- [Material provided]

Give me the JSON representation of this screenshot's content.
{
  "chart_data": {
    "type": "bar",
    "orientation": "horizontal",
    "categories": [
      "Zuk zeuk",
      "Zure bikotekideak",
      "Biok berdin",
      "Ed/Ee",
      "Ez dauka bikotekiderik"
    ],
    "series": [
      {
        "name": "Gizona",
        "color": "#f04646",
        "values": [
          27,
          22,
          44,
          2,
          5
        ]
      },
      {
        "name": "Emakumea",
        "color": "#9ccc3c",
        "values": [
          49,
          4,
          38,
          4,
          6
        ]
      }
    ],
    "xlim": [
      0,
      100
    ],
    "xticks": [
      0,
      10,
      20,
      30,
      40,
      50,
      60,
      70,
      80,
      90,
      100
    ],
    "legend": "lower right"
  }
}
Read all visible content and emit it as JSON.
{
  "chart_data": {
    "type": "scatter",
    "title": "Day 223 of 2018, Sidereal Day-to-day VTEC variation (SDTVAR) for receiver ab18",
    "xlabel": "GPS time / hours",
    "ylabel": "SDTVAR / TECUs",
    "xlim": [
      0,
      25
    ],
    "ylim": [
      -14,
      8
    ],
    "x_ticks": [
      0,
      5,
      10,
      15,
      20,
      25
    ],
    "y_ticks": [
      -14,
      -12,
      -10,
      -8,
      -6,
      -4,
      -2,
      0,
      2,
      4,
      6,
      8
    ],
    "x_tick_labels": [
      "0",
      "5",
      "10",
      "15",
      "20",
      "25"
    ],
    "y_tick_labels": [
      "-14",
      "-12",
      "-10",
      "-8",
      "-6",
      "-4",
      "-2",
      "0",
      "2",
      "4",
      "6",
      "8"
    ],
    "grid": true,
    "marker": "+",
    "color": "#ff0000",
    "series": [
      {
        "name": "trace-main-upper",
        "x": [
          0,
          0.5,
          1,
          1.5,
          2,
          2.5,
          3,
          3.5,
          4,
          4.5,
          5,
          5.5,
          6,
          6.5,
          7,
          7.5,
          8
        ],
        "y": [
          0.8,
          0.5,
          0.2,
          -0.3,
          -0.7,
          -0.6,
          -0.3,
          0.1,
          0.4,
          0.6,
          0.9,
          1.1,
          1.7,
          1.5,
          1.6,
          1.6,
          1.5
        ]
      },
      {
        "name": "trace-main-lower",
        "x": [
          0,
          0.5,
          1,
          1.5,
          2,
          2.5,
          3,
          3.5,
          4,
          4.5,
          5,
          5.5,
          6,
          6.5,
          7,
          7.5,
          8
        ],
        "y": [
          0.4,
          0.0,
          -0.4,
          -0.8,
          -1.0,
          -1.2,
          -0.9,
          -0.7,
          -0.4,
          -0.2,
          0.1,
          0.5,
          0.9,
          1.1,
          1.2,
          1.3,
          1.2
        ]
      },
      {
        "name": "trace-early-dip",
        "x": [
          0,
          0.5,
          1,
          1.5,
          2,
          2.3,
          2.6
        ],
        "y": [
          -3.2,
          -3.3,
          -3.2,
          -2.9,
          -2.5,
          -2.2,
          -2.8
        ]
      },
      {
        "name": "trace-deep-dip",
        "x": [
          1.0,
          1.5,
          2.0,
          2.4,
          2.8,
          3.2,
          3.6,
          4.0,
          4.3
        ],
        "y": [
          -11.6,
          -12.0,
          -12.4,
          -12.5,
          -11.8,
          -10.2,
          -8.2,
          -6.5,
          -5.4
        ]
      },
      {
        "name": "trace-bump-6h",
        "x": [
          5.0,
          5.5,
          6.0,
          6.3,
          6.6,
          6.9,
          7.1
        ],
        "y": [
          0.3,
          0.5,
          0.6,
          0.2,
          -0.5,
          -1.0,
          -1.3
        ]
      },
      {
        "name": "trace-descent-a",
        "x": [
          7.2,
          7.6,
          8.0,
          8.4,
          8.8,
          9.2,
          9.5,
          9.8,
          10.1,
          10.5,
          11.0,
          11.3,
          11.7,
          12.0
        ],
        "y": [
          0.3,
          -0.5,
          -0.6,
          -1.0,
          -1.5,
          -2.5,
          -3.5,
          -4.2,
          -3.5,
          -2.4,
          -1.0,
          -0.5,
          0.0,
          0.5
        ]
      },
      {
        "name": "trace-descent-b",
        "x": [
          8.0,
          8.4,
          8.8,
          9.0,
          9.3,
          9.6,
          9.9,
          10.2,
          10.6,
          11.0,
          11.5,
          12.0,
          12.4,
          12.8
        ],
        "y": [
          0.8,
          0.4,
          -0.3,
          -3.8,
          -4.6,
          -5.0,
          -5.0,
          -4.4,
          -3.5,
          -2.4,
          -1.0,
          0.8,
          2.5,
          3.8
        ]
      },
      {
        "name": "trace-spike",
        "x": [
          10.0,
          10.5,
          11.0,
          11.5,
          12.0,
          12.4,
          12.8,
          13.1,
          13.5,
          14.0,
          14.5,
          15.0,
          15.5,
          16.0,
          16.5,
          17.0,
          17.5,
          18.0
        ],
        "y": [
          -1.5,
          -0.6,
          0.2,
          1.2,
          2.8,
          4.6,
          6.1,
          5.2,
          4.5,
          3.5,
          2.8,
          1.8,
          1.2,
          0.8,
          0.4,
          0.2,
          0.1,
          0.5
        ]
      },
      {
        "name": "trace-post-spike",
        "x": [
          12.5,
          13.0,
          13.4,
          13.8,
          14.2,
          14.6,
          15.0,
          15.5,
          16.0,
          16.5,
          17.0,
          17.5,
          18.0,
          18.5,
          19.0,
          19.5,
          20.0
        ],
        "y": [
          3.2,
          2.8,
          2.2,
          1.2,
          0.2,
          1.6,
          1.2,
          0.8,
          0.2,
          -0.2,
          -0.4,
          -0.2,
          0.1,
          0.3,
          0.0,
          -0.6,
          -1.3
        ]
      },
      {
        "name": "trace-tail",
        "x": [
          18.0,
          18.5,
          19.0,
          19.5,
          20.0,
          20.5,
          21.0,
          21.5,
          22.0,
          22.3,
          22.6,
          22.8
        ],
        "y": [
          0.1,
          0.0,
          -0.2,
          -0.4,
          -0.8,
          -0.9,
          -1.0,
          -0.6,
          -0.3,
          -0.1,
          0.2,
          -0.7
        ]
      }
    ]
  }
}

- [The exercise]
Scan the material above for the word "trace". Copy each line where it occurs.

- [Result for this exercise]
        "name": "trace-main-upper",
        "name": "trace-main-lower",
        "name": "trace-early-dip",
        "name": "trace-deep-dip",
        "name": "trace-bump-6h",
        "name": "trace-descent-a",
        "name": "trace-descent-b",
        "name": "trace-spike",
        "name": "trace-post-spike",
        "name": "trace-tail",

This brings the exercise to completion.